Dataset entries
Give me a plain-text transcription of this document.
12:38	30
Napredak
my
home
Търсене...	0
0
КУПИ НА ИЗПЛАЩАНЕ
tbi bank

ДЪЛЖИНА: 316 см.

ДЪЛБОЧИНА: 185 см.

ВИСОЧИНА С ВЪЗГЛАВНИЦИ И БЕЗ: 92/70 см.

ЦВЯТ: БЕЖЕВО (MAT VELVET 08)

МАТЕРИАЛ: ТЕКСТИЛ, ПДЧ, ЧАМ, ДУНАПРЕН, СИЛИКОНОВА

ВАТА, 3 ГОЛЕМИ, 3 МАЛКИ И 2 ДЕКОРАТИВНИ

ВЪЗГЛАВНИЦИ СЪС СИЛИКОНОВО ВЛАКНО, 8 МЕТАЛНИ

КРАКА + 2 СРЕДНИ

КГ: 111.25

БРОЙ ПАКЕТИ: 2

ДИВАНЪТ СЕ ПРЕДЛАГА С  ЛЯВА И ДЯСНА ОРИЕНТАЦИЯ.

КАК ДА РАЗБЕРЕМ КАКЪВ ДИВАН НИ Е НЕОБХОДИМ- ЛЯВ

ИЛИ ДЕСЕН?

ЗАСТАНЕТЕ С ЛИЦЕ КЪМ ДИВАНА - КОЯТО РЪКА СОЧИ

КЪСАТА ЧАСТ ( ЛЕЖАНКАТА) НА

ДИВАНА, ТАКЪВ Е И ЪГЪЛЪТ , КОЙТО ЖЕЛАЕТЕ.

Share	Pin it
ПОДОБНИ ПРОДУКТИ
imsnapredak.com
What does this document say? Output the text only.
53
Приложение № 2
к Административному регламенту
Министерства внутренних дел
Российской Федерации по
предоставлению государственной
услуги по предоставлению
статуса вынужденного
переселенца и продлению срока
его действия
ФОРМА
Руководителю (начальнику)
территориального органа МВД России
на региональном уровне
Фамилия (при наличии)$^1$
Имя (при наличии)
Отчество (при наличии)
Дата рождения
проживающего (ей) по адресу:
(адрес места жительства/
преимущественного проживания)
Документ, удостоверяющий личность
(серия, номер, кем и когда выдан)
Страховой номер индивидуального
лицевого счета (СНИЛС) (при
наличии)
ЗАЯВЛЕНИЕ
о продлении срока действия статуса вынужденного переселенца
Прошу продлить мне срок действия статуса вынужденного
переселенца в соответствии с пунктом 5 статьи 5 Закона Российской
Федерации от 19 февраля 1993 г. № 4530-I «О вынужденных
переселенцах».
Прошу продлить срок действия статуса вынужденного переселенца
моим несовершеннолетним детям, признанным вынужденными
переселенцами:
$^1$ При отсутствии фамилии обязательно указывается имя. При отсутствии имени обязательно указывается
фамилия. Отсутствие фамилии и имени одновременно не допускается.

Task goal :: Output all of the data above without any alteration.

Output for this exercise ::
Give me a plain-text transcription of this document.
12:38	30
Napredak
my
home
Търсене...	0
0
КУПИ НА ИЗПЛАЩАНЕ
tbi bank

ДЪЛЖИНА: 316 см.

ДЪЛБОЧИНА: 185 см.

ВИСОЧИНА С ВЪЗГЛАВНИЦИ И БЕЗ: 92/70 см.

ЦВЯТ: БЕЖЕВО (MAT VELVET 08)

МАТЕРИАЛ: ТЕКСТИЛ, ПДЧ, ЧАМ, ДУНАПРЕН, СИЛИКОНОВА

ВАТА, 3 ГОЛЕМИ, 3 МАЛКИ И 2 ДЕКОРАТИВНИ

ВЪЗГЛАВНИЦИ СЪС СИЛИКОНОВО ВЛАКНО, 8 МЕТАЛНИ

КРАКА + 2 СРЕДНИ

КГ: 111.25

БРОЙ ПАКЕТИ: 2

ДИВАНЪТ СЕ ПРЕДЛАГА С  ЛЯВА И ДЯСНА ОРИЕНТАЦИЯ.

КАК ДА РАЗБЕРЕМ КАКЪВ ДИВАН НИ Е НЕОБХОДИМ- ЛЯВ

ИЛИ ДЕСЕН?

ЗАСТАНЕТЕ С ЛИЦЕ КЪМ ДИВАНА - КОЯТО РЪКА СОЧИ

КЪСАТА ЧАСТ ( ЛЕЖАНКАТА) НА

ДИВАНА, ТАКЪВ Е И ЪГЪЛЪТ , КОЙТО ЖЕЛАЕТЕ.

Share	Pin it
ПОДОБНИ ПРОДУКТИ
imsnapredak.com
What does this document say? Output the text only.
53
Приложение № 2
к Административному регламенту
Министерства внутренних дел
Российской Федерации по
предоставлению государственной
услуги по предоставлению
статуса вынужденного
переселенца и продлению срока
его действия
ФОРМА
Руководителю (начальнику)
территориального органа МВД России
на региональном уровне
Фамилия (при наличии)$^1$
Имя (при наличии)
Отчество (при наличии)
Дата рождения
проживающего (ей) по адресу:
(адрес места жительства/
преимущественного проживания)
Документ, удостоверяющий личность
(серия, номер, кем и когда выдан)
Страховой номер индивидуального
лицевого счета (СНИЛС) (при
наличии)
ЗАЯВЛЕНИЕ
о продлении срока действия статуса вынужденного переселенца
Прошу продлить мне срок действия статуса вынужденного
переселенца в соответствии с пунктом 5 статьи 5 Закона Российской
Федерации от 19 февраля 1993 г. № 4530-I «О вынужденных
переселенцах».
Прошу продлить срок действия статуса вынужденного переселенца
моим несовершеннолетним детям, признанным вынужденными
переселенцами:
$^1$ При отсутствии фамилии обязательно указывается имя. При отсутствии имени обязательно указывается
фамилия. Отсутствие фамилии и имени одновременно не допускается.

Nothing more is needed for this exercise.